■ **WHAT IS NEEDED**
From the listing below, copy every line with the word "JSON".

(Items from a figure collection)
——

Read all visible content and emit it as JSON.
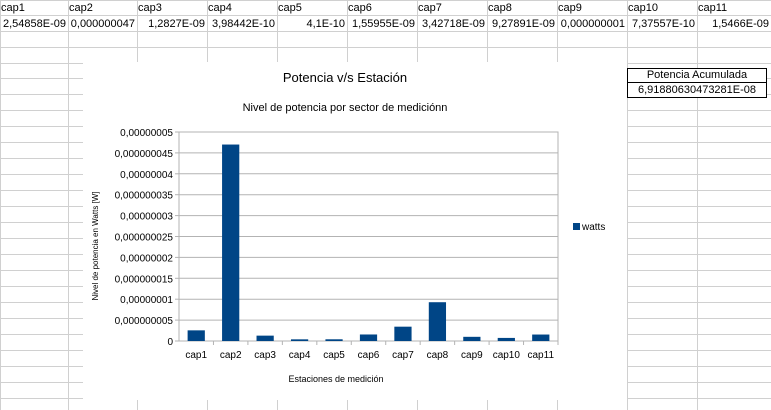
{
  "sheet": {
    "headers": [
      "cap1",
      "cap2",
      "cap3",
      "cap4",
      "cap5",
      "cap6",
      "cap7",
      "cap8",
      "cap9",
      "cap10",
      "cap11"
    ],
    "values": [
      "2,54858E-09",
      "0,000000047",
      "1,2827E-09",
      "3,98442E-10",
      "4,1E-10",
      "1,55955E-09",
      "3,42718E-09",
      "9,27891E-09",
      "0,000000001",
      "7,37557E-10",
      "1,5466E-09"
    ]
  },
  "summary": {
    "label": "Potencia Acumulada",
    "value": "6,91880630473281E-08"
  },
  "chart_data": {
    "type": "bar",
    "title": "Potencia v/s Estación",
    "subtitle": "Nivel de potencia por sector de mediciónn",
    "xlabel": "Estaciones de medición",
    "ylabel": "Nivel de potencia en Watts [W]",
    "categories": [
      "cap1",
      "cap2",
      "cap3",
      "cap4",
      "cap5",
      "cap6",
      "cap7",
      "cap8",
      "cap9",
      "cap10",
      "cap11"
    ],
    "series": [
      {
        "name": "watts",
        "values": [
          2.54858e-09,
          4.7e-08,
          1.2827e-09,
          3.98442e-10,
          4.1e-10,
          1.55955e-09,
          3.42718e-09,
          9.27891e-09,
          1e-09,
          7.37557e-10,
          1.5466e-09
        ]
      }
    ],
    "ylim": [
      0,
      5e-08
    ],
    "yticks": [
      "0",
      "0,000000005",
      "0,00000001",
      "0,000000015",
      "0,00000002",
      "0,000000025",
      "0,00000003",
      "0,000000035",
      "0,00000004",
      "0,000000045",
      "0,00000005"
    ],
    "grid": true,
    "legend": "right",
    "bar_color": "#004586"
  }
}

——

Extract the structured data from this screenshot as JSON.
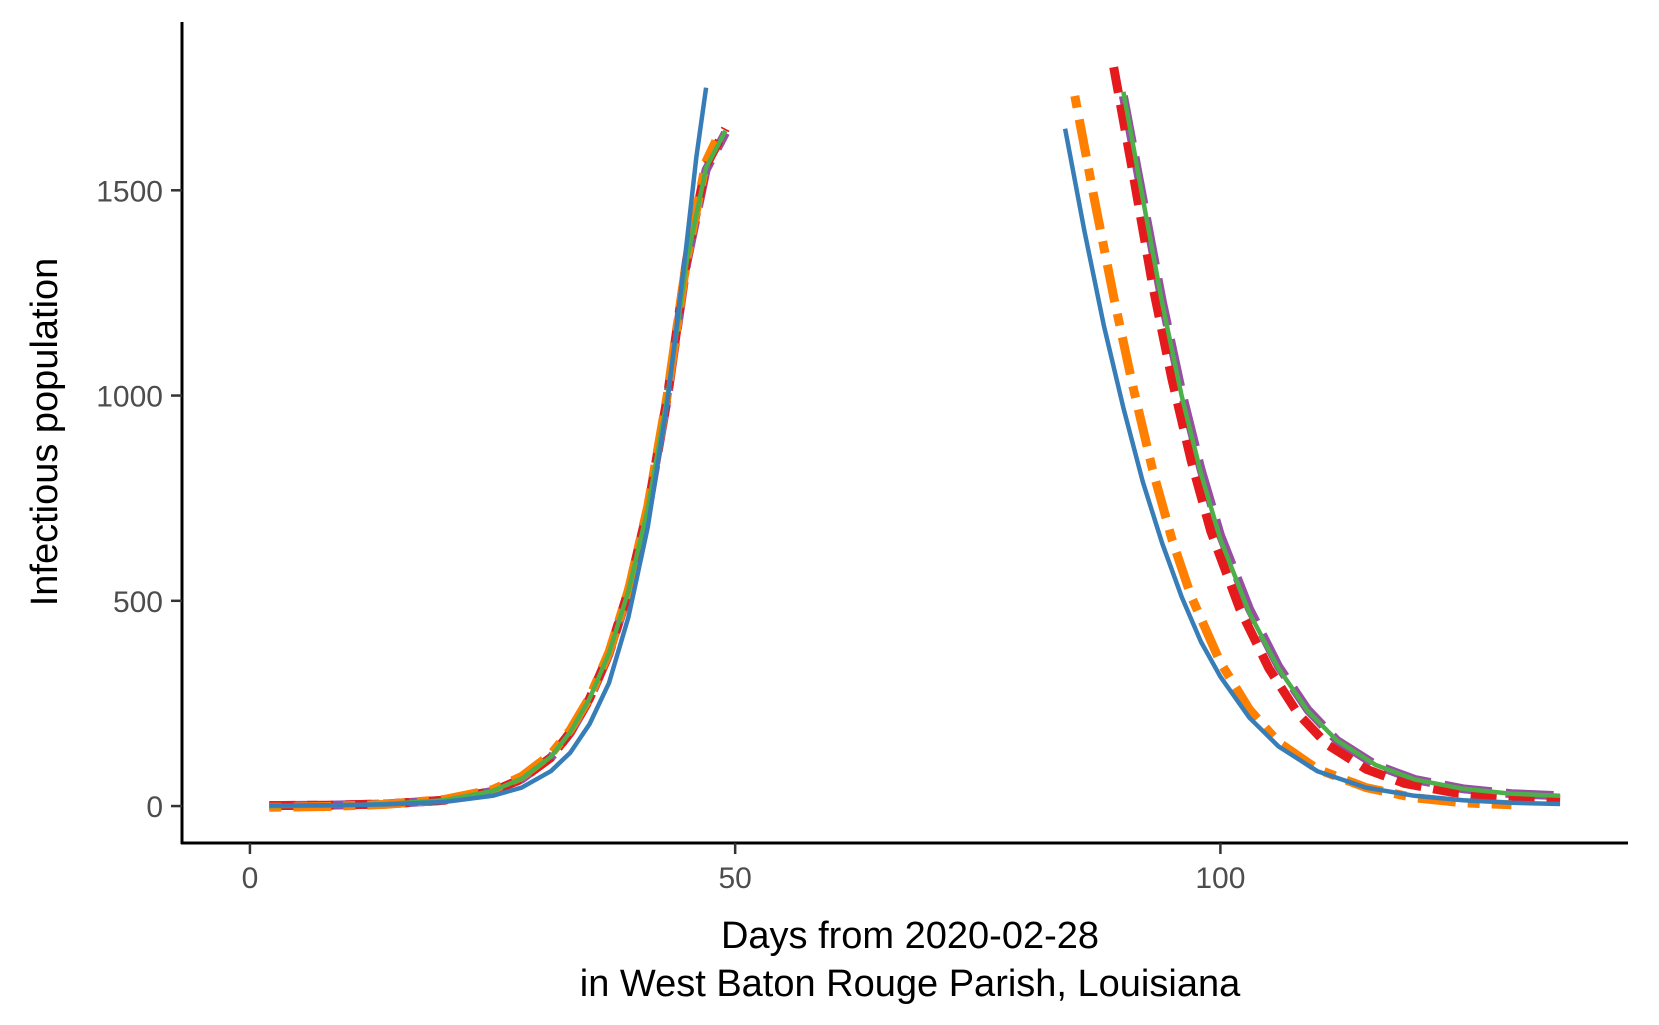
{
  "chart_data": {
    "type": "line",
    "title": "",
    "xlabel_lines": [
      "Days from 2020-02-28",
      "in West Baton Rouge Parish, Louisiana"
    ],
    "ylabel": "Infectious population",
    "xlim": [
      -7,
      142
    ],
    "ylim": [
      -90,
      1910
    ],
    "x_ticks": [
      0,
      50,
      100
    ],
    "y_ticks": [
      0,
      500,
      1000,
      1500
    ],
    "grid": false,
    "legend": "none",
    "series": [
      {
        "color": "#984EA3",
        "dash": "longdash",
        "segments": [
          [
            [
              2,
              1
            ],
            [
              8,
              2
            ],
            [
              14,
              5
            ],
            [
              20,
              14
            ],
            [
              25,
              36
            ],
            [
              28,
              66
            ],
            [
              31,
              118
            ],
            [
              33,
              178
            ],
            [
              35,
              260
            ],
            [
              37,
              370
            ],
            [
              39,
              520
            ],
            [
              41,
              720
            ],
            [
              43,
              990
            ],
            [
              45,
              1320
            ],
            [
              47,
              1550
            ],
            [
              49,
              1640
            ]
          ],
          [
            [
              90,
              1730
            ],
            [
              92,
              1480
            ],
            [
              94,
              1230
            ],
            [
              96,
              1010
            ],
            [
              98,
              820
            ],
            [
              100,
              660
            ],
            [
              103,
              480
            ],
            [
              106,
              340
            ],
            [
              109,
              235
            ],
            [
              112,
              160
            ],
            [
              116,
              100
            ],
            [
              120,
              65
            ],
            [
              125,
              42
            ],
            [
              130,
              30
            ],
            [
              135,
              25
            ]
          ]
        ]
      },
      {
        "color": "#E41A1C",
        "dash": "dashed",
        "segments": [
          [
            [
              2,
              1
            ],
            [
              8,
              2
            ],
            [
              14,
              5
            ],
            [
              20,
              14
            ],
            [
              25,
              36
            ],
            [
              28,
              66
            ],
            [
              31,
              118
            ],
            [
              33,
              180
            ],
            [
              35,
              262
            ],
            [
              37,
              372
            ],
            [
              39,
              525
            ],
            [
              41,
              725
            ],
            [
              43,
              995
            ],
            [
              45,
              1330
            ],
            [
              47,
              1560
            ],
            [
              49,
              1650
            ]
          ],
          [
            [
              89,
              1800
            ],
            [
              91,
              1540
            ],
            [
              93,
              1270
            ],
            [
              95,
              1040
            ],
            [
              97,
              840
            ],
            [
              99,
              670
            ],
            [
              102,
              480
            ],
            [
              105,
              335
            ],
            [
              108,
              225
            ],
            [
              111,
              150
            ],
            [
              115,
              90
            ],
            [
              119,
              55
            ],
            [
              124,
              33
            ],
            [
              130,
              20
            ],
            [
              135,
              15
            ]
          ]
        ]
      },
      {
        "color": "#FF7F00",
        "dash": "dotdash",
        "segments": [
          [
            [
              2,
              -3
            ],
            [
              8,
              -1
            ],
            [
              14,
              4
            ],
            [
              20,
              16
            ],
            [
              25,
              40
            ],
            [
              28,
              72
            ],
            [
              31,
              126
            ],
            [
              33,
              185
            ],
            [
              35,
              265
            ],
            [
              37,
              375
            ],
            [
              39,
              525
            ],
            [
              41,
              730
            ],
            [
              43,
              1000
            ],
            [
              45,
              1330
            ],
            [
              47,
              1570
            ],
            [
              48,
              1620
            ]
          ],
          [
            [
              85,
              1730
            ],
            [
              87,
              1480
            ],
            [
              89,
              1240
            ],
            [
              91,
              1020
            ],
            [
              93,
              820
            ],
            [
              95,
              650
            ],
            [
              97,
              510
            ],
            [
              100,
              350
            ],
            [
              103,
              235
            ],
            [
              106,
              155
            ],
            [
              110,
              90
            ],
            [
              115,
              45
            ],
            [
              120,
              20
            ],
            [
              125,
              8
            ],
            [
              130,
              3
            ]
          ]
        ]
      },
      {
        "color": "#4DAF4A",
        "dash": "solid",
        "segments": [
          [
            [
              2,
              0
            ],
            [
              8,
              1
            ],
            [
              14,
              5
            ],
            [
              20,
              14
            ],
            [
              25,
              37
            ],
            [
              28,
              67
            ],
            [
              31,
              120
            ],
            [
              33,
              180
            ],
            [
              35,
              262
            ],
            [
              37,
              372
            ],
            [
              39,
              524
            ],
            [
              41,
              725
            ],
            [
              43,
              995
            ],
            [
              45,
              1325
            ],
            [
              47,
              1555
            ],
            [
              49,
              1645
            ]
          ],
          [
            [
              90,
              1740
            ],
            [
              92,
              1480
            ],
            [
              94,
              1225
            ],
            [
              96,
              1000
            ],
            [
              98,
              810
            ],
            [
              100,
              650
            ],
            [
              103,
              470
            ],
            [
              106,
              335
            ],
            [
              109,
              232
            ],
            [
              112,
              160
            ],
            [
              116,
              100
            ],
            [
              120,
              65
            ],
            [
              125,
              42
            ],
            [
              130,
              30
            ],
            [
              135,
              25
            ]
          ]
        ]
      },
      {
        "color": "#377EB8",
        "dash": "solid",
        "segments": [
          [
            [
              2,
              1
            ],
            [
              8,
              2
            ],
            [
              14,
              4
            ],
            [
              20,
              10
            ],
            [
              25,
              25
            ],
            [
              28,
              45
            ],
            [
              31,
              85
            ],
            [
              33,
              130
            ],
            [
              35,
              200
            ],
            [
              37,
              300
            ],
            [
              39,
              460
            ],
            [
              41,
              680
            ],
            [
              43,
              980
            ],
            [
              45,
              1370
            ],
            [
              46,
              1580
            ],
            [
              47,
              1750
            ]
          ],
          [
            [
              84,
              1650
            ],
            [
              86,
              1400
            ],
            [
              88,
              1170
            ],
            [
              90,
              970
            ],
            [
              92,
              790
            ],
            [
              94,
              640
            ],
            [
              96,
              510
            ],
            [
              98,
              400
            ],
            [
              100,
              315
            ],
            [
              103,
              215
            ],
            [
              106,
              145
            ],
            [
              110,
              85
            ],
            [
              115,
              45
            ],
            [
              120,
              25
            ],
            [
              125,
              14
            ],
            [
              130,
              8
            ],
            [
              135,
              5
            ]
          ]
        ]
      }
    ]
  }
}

——

■ **THE RESPONSE**
Read all visible content and emit it as JSON.
Extract the structured data from this screenshot as JSON.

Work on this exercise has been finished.